[Records from a collection of figures]
===============

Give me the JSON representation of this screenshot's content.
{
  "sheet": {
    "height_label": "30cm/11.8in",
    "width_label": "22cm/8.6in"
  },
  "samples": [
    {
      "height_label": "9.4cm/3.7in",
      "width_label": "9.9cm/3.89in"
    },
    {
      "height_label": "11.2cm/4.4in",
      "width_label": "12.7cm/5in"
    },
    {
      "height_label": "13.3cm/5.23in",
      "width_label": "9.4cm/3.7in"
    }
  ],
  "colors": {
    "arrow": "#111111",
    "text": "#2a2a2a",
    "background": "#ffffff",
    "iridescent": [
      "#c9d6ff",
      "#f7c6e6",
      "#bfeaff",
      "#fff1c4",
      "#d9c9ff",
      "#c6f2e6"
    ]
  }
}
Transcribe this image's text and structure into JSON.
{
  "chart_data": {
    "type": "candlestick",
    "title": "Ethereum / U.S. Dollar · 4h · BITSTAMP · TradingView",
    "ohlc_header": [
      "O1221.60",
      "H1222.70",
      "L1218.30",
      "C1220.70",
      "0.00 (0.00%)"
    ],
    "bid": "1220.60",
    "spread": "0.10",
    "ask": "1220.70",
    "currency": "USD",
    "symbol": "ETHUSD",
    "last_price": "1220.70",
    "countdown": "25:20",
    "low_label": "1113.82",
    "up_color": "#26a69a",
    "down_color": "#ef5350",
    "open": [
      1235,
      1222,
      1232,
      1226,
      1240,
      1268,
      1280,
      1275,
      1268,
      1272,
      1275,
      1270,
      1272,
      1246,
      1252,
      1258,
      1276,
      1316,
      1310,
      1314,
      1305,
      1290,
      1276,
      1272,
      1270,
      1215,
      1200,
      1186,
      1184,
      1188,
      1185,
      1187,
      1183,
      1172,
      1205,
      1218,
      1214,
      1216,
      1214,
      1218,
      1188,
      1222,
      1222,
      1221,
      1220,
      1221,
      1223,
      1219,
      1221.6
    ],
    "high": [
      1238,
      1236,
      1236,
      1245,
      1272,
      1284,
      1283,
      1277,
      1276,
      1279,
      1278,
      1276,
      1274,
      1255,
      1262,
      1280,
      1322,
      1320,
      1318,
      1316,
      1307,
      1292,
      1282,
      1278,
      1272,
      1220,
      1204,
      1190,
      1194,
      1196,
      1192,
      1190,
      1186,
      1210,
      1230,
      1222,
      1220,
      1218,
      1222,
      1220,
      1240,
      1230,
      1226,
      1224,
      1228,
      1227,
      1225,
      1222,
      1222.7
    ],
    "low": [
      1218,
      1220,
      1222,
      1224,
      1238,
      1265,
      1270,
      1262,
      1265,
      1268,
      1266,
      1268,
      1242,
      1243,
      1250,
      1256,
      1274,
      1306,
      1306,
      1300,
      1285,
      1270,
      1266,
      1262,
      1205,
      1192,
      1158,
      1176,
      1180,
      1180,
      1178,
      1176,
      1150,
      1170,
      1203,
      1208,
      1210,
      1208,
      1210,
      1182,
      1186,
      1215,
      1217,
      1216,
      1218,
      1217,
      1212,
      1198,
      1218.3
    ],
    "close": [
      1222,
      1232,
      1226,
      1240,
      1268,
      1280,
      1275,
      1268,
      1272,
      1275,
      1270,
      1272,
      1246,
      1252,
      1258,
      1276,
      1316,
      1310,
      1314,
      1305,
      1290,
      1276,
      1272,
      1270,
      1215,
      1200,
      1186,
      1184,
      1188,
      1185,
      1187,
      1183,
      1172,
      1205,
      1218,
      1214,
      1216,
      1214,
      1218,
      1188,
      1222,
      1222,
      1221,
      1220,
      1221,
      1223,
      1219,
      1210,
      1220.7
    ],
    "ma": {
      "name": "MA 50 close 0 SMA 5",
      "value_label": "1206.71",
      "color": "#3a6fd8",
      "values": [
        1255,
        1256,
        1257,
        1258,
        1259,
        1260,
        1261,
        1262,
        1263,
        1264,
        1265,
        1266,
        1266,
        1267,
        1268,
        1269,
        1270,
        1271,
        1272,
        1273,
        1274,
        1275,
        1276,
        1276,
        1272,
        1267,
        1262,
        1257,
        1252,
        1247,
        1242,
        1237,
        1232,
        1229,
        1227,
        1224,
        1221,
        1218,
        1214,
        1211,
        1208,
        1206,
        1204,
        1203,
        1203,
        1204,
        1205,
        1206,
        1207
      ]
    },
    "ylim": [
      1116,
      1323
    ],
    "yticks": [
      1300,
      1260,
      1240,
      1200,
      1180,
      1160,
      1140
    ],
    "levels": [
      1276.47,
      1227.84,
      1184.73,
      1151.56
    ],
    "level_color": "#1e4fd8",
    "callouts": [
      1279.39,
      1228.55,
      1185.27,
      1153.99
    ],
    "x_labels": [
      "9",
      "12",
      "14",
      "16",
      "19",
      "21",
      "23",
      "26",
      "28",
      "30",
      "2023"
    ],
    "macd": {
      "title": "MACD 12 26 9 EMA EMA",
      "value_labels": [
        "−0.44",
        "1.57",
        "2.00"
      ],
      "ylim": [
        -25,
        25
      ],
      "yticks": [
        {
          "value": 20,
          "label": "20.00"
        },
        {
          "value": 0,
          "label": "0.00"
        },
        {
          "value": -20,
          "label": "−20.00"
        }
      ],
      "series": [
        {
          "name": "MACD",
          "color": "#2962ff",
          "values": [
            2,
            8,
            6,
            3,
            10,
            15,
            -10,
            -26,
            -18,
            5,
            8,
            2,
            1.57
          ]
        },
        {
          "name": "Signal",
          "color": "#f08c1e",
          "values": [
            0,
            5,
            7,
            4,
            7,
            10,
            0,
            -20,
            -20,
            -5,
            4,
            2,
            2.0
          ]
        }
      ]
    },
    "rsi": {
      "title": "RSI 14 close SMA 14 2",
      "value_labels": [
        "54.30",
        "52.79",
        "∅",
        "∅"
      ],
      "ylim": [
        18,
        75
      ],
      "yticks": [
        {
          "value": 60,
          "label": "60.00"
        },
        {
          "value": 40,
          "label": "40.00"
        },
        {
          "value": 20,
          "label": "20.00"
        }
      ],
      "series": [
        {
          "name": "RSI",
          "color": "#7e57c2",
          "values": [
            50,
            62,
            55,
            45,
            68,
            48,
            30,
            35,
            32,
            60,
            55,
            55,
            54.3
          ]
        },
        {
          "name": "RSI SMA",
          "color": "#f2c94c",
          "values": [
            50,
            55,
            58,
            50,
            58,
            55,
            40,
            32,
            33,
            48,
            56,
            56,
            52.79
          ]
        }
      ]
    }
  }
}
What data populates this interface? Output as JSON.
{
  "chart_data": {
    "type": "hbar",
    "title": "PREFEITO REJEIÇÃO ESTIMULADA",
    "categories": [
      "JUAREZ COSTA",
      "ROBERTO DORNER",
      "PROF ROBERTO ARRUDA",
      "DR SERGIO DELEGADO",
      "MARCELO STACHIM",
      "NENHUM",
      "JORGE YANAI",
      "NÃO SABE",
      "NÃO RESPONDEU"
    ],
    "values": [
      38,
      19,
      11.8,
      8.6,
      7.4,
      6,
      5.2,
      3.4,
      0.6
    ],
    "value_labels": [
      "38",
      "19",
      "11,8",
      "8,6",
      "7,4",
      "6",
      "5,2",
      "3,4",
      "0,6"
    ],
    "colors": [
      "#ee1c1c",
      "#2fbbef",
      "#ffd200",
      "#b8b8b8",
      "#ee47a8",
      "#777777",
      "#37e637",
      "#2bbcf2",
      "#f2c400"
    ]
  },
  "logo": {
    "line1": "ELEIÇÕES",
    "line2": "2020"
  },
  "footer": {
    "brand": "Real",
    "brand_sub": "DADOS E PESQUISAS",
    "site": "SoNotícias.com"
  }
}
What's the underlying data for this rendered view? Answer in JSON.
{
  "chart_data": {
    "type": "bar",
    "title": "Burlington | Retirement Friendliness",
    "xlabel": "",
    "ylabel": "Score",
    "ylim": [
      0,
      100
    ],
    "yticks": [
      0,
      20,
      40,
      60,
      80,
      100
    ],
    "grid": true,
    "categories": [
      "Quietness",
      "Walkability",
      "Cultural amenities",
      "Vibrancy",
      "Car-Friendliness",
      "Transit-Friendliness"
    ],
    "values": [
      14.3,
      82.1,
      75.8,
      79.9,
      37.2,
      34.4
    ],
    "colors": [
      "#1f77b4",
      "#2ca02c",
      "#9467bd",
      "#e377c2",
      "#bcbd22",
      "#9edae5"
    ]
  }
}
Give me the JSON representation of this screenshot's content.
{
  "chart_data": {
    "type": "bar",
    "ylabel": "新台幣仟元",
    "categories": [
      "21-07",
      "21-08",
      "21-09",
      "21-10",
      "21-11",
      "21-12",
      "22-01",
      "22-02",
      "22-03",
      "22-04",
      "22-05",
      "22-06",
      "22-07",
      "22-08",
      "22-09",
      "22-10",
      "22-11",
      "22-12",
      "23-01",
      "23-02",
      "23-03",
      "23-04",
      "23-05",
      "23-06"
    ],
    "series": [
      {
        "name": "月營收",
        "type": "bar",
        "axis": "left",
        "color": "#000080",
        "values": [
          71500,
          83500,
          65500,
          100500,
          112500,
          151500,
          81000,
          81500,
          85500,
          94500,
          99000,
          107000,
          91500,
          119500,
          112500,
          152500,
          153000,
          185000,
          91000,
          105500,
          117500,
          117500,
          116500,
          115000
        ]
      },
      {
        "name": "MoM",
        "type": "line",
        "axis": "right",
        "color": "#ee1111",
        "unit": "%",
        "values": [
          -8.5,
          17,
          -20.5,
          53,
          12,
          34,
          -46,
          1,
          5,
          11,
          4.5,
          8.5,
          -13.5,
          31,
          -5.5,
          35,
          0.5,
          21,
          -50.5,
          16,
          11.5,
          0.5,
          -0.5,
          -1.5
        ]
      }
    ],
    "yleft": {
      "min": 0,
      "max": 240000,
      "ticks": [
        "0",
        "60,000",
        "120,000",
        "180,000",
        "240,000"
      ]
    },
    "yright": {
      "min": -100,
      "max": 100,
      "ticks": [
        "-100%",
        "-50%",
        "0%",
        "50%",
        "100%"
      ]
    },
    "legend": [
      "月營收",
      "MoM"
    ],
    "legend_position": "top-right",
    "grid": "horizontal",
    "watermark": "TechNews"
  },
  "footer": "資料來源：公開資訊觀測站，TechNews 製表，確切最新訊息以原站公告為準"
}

===============

> Short problem
Copy each line containing the word "ROBERTO" from the data.

> Final result
      "ROBERTO DORNER",
      "PROF ROBERTO ARRUDA",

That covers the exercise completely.